▶ **Stated task**:
Write the data out again, exactly as given.

------------

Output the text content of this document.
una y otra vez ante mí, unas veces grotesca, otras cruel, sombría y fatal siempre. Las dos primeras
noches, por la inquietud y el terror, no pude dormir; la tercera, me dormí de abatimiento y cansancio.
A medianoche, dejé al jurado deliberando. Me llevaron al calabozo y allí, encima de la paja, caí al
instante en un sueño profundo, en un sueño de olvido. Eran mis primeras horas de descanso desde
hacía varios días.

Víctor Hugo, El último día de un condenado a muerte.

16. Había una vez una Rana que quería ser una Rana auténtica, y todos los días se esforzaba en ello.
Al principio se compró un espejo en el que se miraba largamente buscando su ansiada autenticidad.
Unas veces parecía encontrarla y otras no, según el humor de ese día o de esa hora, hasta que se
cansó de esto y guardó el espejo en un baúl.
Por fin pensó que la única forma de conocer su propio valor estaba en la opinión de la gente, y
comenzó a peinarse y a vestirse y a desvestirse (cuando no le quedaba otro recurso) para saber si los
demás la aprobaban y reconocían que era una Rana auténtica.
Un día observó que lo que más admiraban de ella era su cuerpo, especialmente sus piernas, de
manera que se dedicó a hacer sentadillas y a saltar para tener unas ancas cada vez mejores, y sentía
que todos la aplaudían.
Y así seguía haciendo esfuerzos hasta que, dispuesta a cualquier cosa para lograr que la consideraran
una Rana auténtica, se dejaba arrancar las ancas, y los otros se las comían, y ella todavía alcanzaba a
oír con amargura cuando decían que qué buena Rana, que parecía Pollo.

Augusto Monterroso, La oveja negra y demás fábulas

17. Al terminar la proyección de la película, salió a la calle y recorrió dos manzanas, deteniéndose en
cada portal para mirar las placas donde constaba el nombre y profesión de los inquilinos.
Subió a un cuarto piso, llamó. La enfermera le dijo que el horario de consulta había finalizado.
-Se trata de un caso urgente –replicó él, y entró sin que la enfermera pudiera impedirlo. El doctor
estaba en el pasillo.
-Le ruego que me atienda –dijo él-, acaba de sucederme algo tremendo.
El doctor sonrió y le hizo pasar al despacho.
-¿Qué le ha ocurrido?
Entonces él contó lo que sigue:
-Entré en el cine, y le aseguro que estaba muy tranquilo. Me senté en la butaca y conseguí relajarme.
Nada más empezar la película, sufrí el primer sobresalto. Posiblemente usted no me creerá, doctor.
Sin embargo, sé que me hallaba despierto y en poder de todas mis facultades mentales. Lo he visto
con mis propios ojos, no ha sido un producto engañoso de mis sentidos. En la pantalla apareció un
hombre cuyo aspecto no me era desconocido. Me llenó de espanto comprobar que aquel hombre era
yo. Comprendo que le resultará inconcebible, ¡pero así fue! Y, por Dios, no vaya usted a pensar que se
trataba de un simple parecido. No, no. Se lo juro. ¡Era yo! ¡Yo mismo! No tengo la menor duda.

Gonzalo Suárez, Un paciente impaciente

------------

▶ **Expected answer**:
Output the text content of this document.
una y otra vez ante mí, unas veces grotesca, otras cruel, sombría y fatal siempre. Las dos primeras
noches, por la inquietud y el terror, no pude dormir; la tercera, me dormí de abatimiento y cansancio.
A medianoche, dejé al jurado deliberando. Me llevaron al calabozo y allí, encima de la paja, caí al
instante en un sueño profundo, en un sueño de olvido. Eran mis primeras horas de descanso desde
hacía varios días.

Víctor Hugo, El último día de un condenado a muerte.

16. Había una vez una Rana que quería ser una Rana auténtica, y todos los días se esforzaba en ello.
Al principio se compró un espejo en el que se miraba largamente buscando su ansiada autenticidad.
Unas veces parecía encontrarla y otras no, según el humor de ese día o de esa hora, hasta que se
cansó de esto y guardó el espejo en un baúl.
Por fin pensó que la única forma de conocer su propio valor estaba en la opinión de la gente, y
comenzó a peinarse y a vestirse y a desvestirse (cuando no le quedaba otro recurso) para saber si los
demás la aprobaban y reconocían que era una Rana auténtica.
Un día observó que lo que más admiraban de ella era su cuerpo, especialmente sus piernas, de
manera que se dedicó a hacer sentadillas y a saltar para tener unas ancas cada vez mejores, y sentía
que todos la aplaudían.
Y así seguía haciendo esfuerzos hasta que, dispuesta a cualquier cosa para lograr que la consideraran
una Rana auténtica, se dejaba arrancar las ancas, y los otros se las comían, y ella todavía alcanzaba a
oír con amargura cuando decían que qué buena Rana, que parecía Pollo.

Augusto Monterroso, La oveja negra y demás fábulas

17. Al terminar la proyección de la película, salió a la calle y recorrió dos manzanas, deteniéndose en
cada portal para mirar las placas donde constaba el nombre y profesión de los inquilinos.
Subió a un cuarto piso, llamó. La enfermera le dijo que el horario de consulta había finalizado.
-Se trata de un caso urgente –replicó él, y entró sin que la enfermera pudiera impedirlo. El doctor
estaba en el pasillo.
-Le ruego que me atienda –dijo él-, acaba de sucederme algo tremendo.
El doctor sonrió y le hizo pasar al despacho.
-¿Qué le ha ocurrido?
Entonces él contó lo que sigue:
-Entré en el cine, y le aseguro que estaba muy tranquilo. Me senté en la butaca y conseguí relajarme.
Nada más empezar la película, sufrí el primer sobresalto. Posiblemente usted no me creerá, doctor.
Sin embargo, sé que me hallaba despierto y en poder de todas mis facultades mentales. Lo he visto
con mis propios ojos, no ha sido un producto engañoso de mis sentidos. En la pantalla apareció un
hombre cuyo aspecto no me era desconocido. Me llenó de espanto comprobar que aquel hombre era
yo. Comprendo que le resultará inconcebible, ¡pero así fue! Y, por Dios, no vaya usted a pensar que se
trataba de un simple parecido. No, no. Se lo juro. ¡Era yo! ¡Yo mismo! No tengo la menor duda.

Gonzalo Suárez, Un paciente impaciente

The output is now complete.